— start EXCERPTED RECORDS —

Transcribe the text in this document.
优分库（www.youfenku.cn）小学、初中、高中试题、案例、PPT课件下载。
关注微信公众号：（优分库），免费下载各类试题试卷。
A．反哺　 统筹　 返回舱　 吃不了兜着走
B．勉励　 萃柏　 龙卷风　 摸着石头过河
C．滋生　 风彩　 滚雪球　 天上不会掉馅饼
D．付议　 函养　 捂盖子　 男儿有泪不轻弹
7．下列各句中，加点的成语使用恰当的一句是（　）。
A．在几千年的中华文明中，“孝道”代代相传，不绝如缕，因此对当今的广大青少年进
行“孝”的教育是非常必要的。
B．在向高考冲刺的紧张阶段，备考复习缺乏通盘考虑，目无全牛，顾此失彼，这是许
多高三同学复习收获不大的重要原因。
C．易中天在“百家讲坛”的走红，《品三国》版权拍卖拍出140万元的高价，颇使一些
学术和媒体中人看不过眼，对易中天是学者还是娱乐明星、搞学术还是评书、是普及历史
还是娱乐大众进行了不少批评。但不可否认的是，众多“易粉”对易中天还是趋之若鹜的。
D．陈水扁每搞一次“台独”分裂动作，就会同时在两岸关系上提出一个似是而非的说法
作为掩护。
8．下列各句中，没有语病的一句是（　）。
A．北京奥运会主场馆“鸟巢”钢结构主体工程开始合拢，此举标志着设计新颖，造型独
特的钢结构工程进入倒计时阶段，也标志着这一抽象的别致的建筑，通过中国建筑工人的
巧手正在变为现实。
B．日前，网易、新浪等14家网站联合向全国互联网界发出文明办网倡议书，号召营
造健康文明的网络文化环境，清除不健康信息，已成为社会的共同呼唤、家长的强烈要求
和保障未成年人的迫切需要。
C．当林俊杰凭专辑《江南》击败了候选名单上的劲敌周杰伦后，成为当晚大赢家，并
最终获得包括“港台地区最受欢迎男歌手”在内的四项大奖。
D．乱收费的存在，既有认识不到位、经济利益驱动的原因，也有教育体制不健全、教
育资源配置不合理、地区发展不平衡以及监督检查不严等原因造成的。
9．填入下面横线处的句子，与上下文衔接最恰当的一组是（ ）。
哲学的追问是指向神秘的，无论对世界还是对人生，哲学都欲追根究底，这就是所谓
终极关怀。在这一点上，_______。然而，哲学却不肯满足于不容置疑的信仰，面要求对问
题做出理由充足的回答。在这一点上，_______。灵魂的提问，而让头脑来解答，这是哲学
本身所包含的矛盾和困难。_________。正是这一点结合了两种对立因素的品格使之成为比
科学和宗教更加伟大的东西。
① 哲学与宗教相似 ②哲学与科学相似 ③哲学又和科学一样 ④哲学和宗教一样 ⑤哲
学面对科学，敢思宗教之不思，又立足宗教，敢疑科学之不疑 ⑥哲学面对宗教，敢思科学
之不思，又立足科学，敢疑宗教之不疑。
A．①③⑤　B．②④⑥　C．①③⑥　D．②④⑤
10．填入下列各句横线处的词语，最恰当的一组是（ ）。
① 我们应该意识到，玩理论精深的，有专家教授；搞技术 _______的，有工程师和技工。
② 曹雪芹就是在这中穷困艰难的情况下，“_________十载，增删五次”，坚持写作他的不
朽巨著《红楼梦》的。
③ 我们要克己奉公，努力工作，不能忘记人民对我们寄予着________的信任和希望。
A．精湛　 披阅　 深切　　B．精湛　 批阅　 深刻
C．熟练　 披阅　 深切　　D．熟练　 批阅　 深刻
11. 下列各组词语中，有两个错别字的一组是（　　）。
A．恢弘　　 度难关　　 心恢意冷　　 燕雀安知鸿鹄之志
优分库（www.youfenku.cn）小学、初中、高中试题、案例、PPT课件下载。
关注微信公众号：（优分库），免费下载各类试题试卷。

— end EXCERPTED RECORDS —

- TASK DESCRIPTION
Reproduce all of the material above word for word.

- SOLVED EXERCISE
Transcribe the text in this document.
优分库（www.youfenku.cn）小学、初中、高中试题、案例、PPT课件下载。
关注微信公众号：（优分库），免费下载各类试题试卷。
A．反哺　 统筹　 返回舱　 吃不了兜着走
B．勉励　 萃柏　 龙卷风　 摸着石头过河
C．滋生　 风彩　 滚雪球　 天上不会掉馅饼
D．付议　 函养　 捂盖子　 男儿有泪不轻弹
7．下列各句中，加点的成语使用恰当的一句是（　）。
A．在几千年的中华文明中，“孝道”代代相传，不绝如缕，因此对当今的广大青少年进
行“孝”的教育是非常必要的。
B．在向高考冲刺的紧张阶段，备考复习缺乏通盘考虑，目无全牛，顾此失彼，这是许
多高三同学复习收获不大的重要原因。
C．易中天在“百家讲坛”的走红，《品三国》版权拍卖拍出140万元的高价，颇使一些
学术和媒体中人看不过眼，对易中天是学者还是娱乐明星、搞学术还是评书、是普及历史
还是娱乐大众进行了不少批评。但不可否认的是，众多“易粉”对易中天还是趋之若鹜的。
D．陈水扁每搞一次“台独”分裂动作，就会同时在两岸关系上提出一个似是而非的说法
作为掩护。
8．下列各句中，没有语病的一句是（　）。
A．北京奥运会主场馆“鸟巢”钢结构主体工程开始合拢，此举标志着设计新颖，造型独
特的钢结构工程进入倒计时阶段，也标志着这一抽象的别致的建筑，通过中国建筑工人的
巧手正在变为现实。
B．日前，网易、新浪等14家网站联合向全国互联网界发出文明办网倡议书，号召营
造健康文明的网络文化环境，清除不健康信息，已成为社会的共同呼唤、家长的强烈要求
和保障未成年人的迫切需要。
C．当林俊杰凭专辑《江南》击败了候选名单上的劲敌周杰伦后，成为当晚大赢家，并
最终获得包括“港台地区最受欢迎男歌手”在内的四项大奖。
D．乱收费的存在，既有认识不到位、经济利益驱动的原因，也有教育体制不健全、教
育资源配置不合理、地区发展不平衡以及监督检查不严等原因造成的。
9．填入下面横线处的句子，与上下文衔接最恰当的一组是（ ）。
哲学的追问是指向神秘的，无论对世界还是对人生，哲学都欲追根究底，这就是所谓
终极关怀。在这一点上，_______。然而，哲学却不肯满足于不容置疑的信仰，面要求对问
题做出理由充足的回答。在这一点上，_______。灵魂的提问，而让头脑来解答，这是哲学
本身所包含的矛盾和困难。_________。正是这一点结合了两种对立因素的品格使之成为比
科学和宗教更加伟大的东西。
① 哲学与宗教相似 ②哲学与科学相似 ③哲学又和科学一样 ④哲学和宗教一样 ⑤哲
学面对科学，敢思宗教之不思，又立足宗教，敢疑科学之不疑 ⑥哲学面对宗教，敢思科学
之不思，又立足科学，敢疑宗教之不疑。
A．①③⑤　B．②④⑥　C．①③⑥　D．②④⑤
10．填入下列各句横线处的词语，最恰当的一组是（ ）。
① 我们应该意识到，玩理论精深的，有专家教授；搞技术 _______的，有工程师和技工。
② 曹雪芹就是在这中穷困艰难的情况下，“_________十载，增删五次”，坚持写作他的不
朽巨著《红楼梦》的。
③ 我们要克己奉公，努力工作，不能忘记人民对我们寄予着________的信任和希望。
A．精湛　 披阅　 深切　　B．精湛　 批阅　 深刻
C．熟练　 披阅　 深切　　D．熟练　 批阅　 深刻
11. 下列各组词语中，有两个错别字的一组是（　　）。
A．恢弘　　 度难关　　 心恢意冷　　 燕雀安知鸿鹄之志
优分库（www.youfenku.cn）小学、初中、高中试题、案例、PPT课件下载。
关注微信公众号：（优分库），免费下载各类试题试卷。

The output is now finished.